** START Information supplied **

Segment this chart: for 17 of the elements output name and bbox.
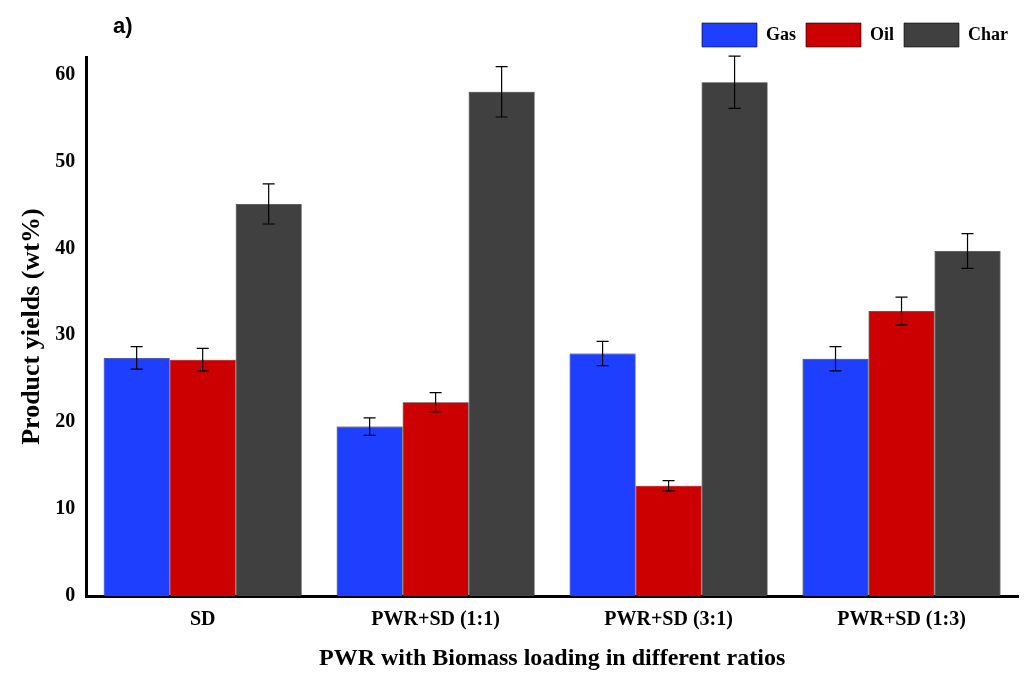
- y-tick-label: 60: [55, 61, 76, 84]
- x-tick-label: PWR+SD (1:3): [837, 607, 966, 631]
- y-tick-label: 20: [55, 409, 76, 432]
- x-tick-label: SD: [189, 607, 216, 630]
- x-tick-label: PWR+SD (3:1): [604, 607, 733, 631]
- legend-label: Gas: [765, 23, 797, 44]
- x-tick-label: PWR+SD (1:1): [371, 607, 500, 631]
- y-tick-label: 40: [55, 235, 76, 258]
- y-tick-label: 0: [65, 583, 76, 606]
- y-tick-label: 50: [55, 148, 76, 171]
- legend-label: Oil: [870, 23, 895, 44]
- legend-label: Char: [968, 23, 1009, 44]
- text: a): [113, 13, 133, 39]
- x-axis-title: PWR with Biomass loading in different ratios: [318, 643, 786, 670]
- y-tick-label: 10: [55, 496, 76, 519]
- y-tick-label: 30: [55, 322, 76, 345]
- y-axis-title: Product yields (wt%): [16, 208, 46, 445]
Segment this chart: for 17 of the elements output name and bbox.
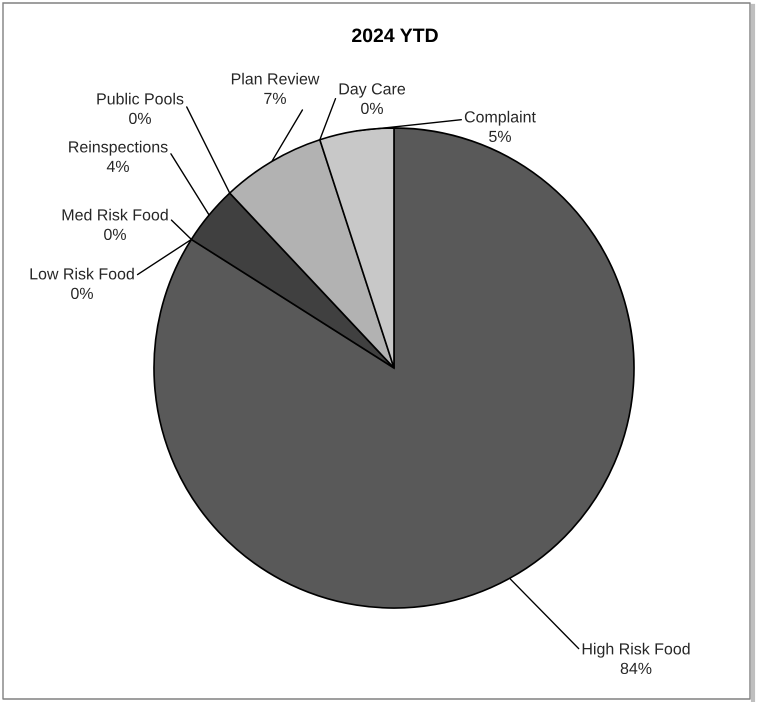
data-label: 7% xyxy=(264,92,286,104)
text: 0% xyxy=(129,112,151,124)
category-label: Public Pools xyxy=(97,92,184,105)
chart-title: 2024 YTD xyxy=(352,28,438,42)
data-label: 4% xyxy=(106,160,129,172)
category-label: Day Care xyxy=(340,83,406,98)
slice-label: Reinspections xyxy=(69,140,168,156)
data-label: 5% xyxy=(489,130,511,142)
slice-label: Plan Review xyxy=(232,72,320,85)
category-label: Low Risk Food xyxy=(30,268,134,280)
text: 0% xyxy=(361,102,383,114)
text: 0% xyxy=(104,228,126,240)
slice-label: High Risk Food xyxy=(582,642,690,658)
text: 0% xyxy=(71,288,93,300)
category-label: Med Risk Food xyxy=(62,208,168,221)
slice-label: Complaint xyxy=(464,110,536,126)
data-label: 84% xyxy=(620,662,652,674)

** END Information supplied **

» **What you are asked to do**
Rewrite the records above as a JSON list of strings, using everything from the line containing "data-label: 7% xyxy=(264,92,286,104)" down to the line containing "category-label: Med Risk", both of those lines included. Give one string per line and leave out any blank lines.

» **Final result**
[
  "data-label: 7% xyxy=(264,92,286,104)",
  "text: 0% xyxy=(129,112,151,124)",
  "category-label: Public Pools xyxy=(97,92,184,105)",
  "chart-title: 2024 YTD xyxy=(352,28,438,42)",
  "data-label: 4% xyxy=(106,160,129,172)",
  "category-label: Day Care xyxy=(340,83,406,98)",
  "slice-label: Reinspections xyxy=(69,140,168,156)",
  "data-label: 5% xyxy=(489,130,511,142)",
  "slice-label: Plan Review xyxy=(232,72,320,85)",
  "category-label: Low Risk Food xyxy=(30,268,134,280)",
  "text: 0% xyxy=(361,102,383,114)",
  "text: 0% xyxy=(104,228,126,240)",
  "slice-label: High Risk Food xyxy=(582,642,690,658)",
  "text: 0% xyxy=(71,288,93,300)",
  "category-label: Med Risk Food xyxy=(62,208,168,221)"
]